▸ TASK: Starting at the line that holds "Read this page and output its text content.", copy every line exactly through the end of the data, and no others.

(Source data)
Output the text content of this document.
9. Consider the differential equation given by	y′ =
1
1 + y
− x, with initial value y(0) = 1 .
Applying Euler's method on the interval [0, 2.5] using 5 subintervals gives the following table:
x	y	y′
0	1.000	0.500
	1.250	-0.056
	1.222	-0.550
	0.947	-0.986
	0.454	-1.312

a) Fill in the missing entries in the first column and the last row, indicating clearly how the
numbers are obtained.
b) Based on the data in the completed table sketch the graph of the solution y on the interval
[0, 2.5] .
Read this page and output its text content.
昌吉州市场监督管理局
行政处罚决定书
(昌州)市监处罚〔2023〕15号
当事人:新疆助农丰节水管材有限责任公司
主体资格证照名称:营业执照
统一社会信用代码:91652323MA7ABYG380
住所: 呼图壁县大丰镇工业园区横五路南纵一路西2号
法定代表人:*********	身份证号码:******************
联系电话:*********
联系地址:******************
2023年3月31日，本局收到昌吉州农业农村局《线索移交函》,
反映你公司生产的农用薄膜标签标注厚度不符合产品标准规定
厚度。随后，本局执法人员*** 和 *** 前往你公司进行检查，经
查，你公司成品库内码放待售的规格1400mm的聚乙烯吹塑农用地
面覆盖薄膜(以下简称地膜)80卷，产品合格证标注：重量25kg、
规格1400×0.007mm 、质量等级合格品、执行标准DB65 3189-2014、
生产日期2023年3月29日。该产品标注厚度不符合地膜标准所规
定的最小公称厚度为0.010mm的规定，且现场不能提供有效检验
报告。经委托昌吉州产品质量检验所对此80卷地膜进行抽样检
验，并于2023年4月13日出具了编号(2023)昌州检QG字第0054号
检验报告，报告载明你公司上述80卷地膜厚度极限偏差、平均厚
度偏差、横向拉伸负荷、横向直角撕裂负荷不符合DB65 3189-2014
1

▸ RESPONSE TO THE TASK:
Read this page and output its text content.
昌吉州市场监督管理局
行政处罚决定书
(昌州)市监处罚〔2023〕15号
当事人:新疆助农丰节水管材有限责任公司
主体资格证照名称:营业执照
统一社会信用代码:91652323MA7ABYG380
住所: 呼图壁县大丰镇工业园区横五路南纵一路西2号
法定代表人:*********	身份证号码:******************
联系电话:*********
联系地址:******************
2023年3月31日，本局收到昌吉州农业农村局《线索移交函》,
反映你公司生产的农用薄膜标签标注厚度不符合产品标准规定
厚度。随后，本局执法人员*** 和 *** 前往你公司进行检查，经
查，你公司成品库内码放待售的规格1400mm的聚乙烯吹塑农用地
面覆盖薄膜(以下简称地膜)80卷，产品合格证标注：重量25kg、
规格1400×0.007mm 、质量等级合格品、执行标准DB65 3189-2014、
生产日期2023年3月29日。该产品标注厚度不符合地膜标准所规
定的最小公称厚度为0.010mm的规定，且现场不能提供有效检验
报告。经委托昌吉州产品质量检验所对此80卷地膜进行抽样检
验，并于2023年4月13日出具了编号(2023)昌州检QG字第0054号
检验报告，报告载明你公司上述80卷地膜厚度极限偏差、平均厚
度偏差、横向拉伸负荷、横向直角撕裂负荷不符合DB65 3189-2014
1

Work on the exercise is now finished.